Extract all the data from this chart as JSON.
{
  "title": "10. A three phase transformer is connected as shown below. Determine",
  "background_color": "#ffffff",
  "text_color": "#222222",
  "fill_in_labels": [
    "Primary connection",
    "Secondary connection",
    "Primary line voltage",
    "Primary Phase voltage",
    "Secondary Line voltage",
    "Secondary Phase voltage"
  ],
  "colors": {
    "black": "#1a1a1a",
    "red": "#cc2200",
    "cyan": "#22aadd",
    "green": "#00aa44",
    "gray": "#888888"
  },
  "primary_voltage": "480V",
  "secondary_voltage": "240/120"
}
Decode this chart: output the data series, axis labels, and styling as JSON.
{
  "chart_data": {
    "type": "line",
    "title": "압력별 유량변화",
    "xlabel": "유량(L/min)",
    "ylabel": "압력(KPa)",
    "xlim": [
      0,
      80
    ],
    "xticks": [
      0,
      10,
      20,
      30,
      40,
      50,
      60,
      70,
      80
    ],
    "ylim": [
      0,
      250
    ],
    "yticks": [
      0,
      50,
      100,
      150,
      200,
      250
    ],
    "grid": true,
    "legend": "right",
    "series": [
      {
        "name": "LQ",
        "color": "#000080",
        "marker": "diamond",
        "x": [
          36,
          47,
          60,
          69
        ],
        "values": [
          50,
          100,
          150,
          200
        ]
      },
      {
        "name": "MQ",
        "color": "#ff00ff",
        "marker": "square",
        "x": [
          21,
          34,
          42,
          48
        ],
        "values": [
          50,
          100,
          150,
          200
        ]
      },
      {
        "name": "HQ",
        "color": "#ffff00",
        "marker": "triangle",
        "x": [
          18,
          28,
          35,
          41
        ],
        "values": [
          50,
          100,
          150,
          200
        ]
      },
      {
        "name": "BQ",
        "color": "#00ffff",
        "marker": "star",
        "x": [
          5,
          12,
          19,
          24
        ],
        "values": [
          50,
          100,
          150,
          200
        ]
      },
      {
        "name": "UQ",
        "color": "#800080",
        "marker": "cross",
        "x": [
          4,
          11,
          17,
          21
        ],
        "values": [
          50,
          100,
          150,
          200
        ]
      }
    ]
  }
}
-------
▶ **TO BE DONE**
Write out the full set of records exactly as given.

▶ **REPLY TO THE EXERCISE**
Extract all the data from this chart as JSON.
{
  "title": "10. A three phase transformer is connected as shown below. Determine",
  "background_color": "#ffffff",
  "text_color": "#222222",
  "fill_in_labels": [
    "Primary connection",
    "Secondary connection",
    "Primary line voltage",
    "Primary Phase voltage",
    "Secondary Line voltage",
    "Secondary Phase voltage"
  ],
  "colors": {
    "black": "#1a1a1a",
    "red": "#cc2200",
    "cyan": "#22aadd",
    "green": "#00aa44",
    "gray": "#888888"
  },
  "primary_voltage": "480V",
  "secondary_voltage": "240/120"
}
Decode this chart: output the data series, axis labels, and styling as JSON.
{
  "chart_data": {
    "type": "line",
    "title": "압력별 유량변화",
    "xlabel": "유량(L/min)",
    "ylabel": "압력(KPa)",
    "xlim": [
      0,
      80
    ],
    "xticks": [
      0,
      10,
      20,
      30,
      40,
      50,
      60,
      70,
      80
    ],
    "ylim": [
      0,
      250
    ],
    "yticks": [
      0,
      50,
      100,
      150,
      200,
      250
    ],
    "grid": true,
    "legend": "right",
    "series": [
      {
        "name": "LQ",
        "color": "#000080",
        "marker": "diamond",
        "x": [
          36,
          47,
          60,
          69
        ],
        "values": [
          50,
          100,
          150,
          200
        ]
      },
      {
        "name": "MQ",
        "color": "#ff00ff",
        "marker": "square",
        "x": [
          21,
          34,
          42,
          48
        ],
        "values": [
          50,
          100,
          150,
          200
        ]
      },
      {
        "name": "HQ",
        "color": "#ffff00",
        "marker": "triangle",
        "x": [
          18,
          28,
          35,
          41
        ],
        "values": [
          50,
          100,
          150,
          200
        ]
      },
      {
        "name": "BQ",
        "color": "#00ffff",
        "marker": "star",
        "x": [
          5,
          12,
          19,
          24
        ],
        "values": [
          50,
          100,
          150,
          200
        ]
      },
      {
        "name": "UQ",
        "color": "#800080",
        "marker": "cross",
        "x": [
          4,
          11,
          17,
          21
        ],
        "values": [
          50,
          100,
          150,
          200
        ]
      }
    ]
  }
}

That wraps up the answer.